▶ Task instructions:
Convert every line of the material below into a Markdown table with the columns Number and Line. Number the rows, and skip any blank lines.

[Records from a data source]
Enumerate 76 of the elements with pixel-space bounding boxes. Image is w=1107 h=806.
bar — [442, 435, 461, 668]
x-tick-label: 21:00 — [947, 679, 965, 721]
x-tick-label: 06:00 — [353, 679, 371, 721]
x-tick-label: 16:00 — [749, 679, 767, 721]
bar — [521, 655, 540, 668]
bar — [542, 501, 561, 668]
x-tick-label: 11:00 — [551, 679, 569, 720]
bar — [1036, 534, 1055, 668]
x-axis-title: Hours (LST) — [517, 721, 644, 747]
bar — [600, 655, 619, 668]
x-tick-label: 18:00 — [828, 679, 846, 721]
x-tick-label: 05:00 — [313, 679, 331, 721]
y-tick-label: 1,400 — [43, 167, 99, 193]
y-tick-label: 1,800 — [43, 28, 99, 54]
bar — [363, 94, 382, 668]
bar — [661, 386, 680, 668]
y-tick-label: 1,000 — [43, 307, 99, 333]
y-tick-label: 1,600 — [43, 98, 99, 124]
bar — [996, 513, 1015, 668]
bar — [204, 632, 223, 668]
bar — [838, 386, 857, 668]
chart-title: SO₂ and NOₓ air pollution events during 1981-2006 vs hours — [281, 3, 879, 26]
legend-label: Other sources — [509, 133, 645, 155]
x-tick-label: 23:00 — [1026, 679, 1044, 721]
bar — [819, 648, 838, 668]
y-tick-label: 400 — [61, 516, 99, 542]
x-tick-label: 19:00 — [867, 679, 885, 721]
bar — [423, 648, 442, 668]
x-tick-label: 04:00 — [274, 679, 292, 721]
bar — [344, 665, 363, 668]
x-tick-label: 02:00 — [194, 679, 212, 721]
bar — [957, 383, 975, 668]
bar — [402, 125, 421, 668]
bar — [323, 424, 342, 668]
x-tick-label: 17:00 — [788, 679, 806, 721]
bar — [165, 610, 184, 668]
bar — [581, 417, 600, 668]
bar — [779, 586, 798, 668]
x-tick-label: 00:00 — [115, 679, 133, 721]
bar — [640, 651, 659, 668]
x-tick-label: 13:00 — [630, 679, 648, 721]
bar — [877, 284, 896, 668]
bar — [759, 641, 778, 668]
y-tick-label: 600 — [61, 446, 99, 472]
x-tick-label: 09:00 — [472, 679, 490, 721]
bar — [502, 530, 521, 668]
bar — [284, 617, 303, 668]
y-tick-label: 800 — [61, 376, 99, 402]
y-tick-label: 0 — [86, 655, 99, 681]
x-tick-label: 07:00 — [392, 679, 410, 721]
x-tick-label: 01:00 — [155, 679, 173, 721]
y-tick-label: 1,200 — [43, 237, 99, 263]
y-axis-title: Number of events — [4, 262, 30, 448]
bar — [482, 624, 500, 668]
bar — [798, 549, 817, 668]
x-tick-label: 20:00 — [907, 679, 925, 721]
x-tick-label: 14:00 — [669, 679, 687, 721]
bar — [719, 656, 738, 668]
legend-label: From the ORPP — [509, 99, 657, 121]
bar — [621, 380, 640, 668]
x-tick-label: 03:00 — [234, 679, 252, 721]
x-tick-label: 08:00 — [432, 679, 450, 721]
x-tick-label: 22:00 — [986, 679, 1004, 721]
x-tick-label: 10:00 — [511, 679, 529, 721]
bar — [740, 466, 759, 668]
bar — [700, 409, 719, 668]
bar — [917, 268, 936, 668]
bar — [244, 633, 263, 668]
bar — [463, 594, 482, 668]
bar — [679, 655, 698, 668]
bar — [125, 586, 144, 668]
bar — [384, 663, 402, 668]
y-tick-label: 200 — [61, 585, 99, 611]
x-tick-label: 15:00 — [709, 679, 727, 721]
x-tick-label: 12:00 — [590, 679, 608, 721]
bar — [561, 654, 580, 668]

▶ Response:
| Number | Line |
|---|---|
| 1 | Enumerate 76 of the elements with pixel-space bounding boxes. Image is w=1107 h=806. |
| 2 | bar — [442, 435, 461, 668] |
| 3 | x-tick-label: 21:00 — [947, 679, 965, 721] |
| 4 | x-tick-label: 06:00 — [353, 679, 371, 721] |
| 5 | x-tick-label: 16:00 — [749, 679, 767, 721] |
| 6 | bar — [521, 655, 540, 668] |
| 7 | bar — [542, 501, 561, 668] |
| 8 | x-tick-label: 11:00 — [551, 679, 569, 720] |
| 9 | bar — [1036, 534, 1055, 668] |
| 10 | x-axis-title: Hours (LST) — [517, 721, 644, 747] |
| 11 | bar — [600, 655, 619, 668] |
| 12 | x-tick-label: 18:00 — [828, 679, 846, 721] |
| 13 | x-tick-label: 05:00 — [313, 679, 331, 721] |
| 14 | y-tick-label: 1,400 — [43, 167, 99, 193] |
| 15 | y-tick-label: 1,800 — [43, 28, 99, 54] |
| 16 | bar — [363, 94, 382, 668] |
| 17 | bar — [661, 386, 680, 668] |
| 18 | y-tick-label: 1,000 — [43, 307, 99, 333] |
| 19 | y-tick-label: 1,600 — [43, 98, 99, 124] |
| 20 | bar — [996, 513, 1015, 668] |
| 21 | bar — [204, 632, 223, 668] |
| 22 | bar — [838, 386, 857, 668] |
| 23 | chart-title: SO₂ and NOₓ air pollution events during 1981-2006 vs hours — [281, 3, 879, 26] |
| 24 | legend-label: Other sources — [509, 133, 645, 155] |
| 25 | x-tick-label: 23:00 — [1026, 679, 1044, 721] |
| 26 | bar — [819, 648, 838, 668] |
| 27 | y-tick-label: 400 — [61, 516, 99, 542] |
| 28 | x-tick-label: 19:00 — [867, 679, 885, 721] |
| 29 | bar — [423, 648, 442, 668] |
| 30 | x-tick-label: 04:00 — [274, 679, 292, 721] |
| 31 | bar — [344, 665, 363, 668] |
| 32 | x-tick-label: 02:00 — [194, 679, 212, 721] |
| 33 | bar — [957, 383, 975, 668] |
| 34 | bar — [402, 125, 421, 668] |
| 35 | bar — [323, 424, 342, 668] |
| 36 | x-tick-label: 17:00 — [788, 679, 806, 721] |
| 37 | bar — [165, 610, 184, 668] |
| 38 | bar — [581, 417, 600, 668] |
| 39 | bar — [779, 586, 798, 668] |
| 40 | x-tick-label: 00:00 — [115, 679, 133, 721] |
| 41 | bar — [640, 651, 659, 668] |
| 42 | x-tick-label: 13:00 — [630, 679, 648, 721] |
| 43 | bar — [877, 284, 896, 668] |
| 44 | bar — [759, 641, 778, 668] |
| 45 | y-tick-label: 600 — [61, 446, 99, 472] |
| 46 | x-tick-label: 09:00 — [472, 679, 490, 721] |
| 47 | bar — [502, 530, 521, 668] |
| 48 | bar — [284, 617, 303, 668] |
| 49 | y-tick-label: 800 — [61, 376, 99, 402] |
| 50 | y-tick-label: 0 — [86, 655, 99, 681] |
| 51 | x-tick-label: 07:00 — [392, 679, 410, 721] |
| 52 | x-tick-label: 01:00 — [155, 679, 173, 721] |
| 53 | y-tick-label: 1,200 — [43, 237, 99, 263] |
| 54 | y-axis-title: Number of events — [4, 262, 30, 448] |
| 55 | bar — [482, 624, 500, 668] |
| 56 | bar — [798, 549, 817, 668] |
| 57 | x-tick-label: 20:00 — [907, 679, 925, 721] |
| 58 | x-tick-label: 14:00 — [669, 679, 687, 721] |
| 59 | bar — [719, 656, 738, 668] |
| 60 | legend-label: From the ORPP — [509, 99, 657, 121] |
| 61 | bar — [621, 380, 640, 668] |
| 62 | x-tick-label: 03:00 — [234, 679, 252, 721] |
| 63 | x-tick-label: 08:00 — [432, 679, 450, 721] |
| 64 | x-tick-label: 22:00 — [986, 679, 1004, 721] |
| 65 | x-tick-label: 10:00 — [511, 679, 529, 721] |
| 66 | bar — [740, 466, 759, 668] |
| 67 | bar — [700, 409, 719, 668] |
| 68 | bar — [917, 268, 936, 668] |
| 69 | bar — [244, 633, 263, 668] |
| 70 | bar — [463, 594, 482, 668] |
| 71 | bar — [679, 655, 698, 668] |
| 72 | bar — [125, 586, 144, 668] |
| 73 | bar — [384, 663, 402, 668] |
| 74 | y-tick-label: 200 — [61, 585, 99, 611] |
| 75 | x-tick-label: 15:00 — [709, 679, 727, 721] |
| 76 | x-tick-label: 12:00 — [590, 679, 608, 721] |
| 77 | bar — [561, 654, 580, 668] |